TO DO. Repeat each entry word for word. Leave any images out of the copy.

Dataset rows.
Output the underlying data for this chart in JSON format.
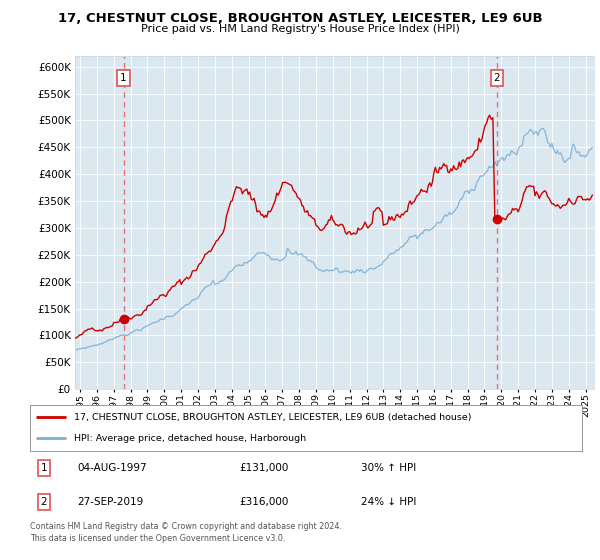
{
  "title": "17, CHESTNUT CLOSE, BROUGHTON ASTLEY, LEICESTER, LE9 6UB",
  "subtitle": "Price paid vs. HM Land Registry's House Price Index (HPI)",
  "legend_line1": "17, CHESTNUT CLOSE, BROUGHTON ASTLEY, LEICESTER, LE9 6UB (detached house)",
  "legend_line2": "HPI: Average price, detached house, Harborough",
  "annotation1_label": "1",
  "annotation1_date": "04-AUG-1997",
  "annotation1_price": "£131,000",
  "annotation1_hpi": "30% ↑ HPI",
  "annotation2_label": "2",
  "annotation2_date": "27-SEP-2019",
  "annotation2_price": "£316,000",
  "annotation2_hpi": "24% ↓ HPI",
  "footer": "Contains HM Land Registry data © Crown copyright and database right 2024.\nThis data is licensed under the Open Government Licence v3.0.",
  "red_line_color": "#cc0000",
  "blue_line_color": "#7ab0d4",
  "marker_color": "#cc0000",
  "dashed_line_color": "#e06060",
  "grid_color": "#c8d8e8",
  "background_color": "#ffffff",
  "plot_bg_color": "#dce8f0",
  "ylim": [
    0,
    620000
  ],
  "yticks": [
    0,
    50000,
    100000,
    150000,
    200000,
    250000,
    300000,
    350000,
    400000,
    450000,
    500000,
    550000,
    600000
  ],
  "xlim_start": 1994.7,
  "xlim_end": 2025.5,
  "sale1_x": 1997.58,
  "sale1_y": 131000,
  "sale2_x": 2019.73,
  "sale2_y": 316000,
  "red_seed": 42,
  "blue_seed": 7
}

SOLUTION TO THE PROBLEM.
Output the underlying data for this chart in JSON format.
{
  "title": "17, CHESTNUT CLOSE, BROUGHTON ASTLEY, LEICESTER, LE9 6UB",
  "subtitle": "Price paid vs. HM Land Registry's House Price Index (HPI)",
  "legend_line1": "17, CHESTNUT CLOSE, BROUGHTON ASTLEY, LEICESTER, LE9 6UB (detached house)",
  "legend_line2": "HPI: Average price, detached house, Harborough",
  "annotation1_label": "1",
  "annotation1_date": "04-AUG-1997",
  "annotation1_price": "£131,000",
  "annotation1_hpi": "30% ↑ HPI",
  "annotation2_label": "2",
  "annotation2_date": "27-SEP-2019",
  "annotation2_price": "£316,000",
  "annotation2_hpi": "24% ↓ HPI",
  "footer": "Contains HM Land Registry data © Crown copyright and database right 2024.\nThis data is licensed under the Open Government Licence v3.0.",
  "red_line_color": "#cc0000",
  "blue_line_color": "#7ab0d4",
  "marker_color": "#cc0000",
  "dashed_line_color": "#e06060",
  "grid_color": "#c8d8e8",
  "background_color": "#ffffff",
  "plot_bg_color": "#dce8f0",
  "ylim": [
    0,
    620000
  ],
  "yticks": [
    0,
    50000,
    100000,
    150000,
    200000,
    250000,
    300000,
    350000,
    400000,
    450000,
    500000,
    550000,
    600000
  ],
  "xlim_start": 1994.7,
  "xlim_end": 2025.5,
  "sale1_x": 1997.58,
  "sale1_y": 131000,
  "sale2_x": 2019.73,
  "sale2_y": 316000,
  "red_seed": 42,
  "blue_seed": 7
}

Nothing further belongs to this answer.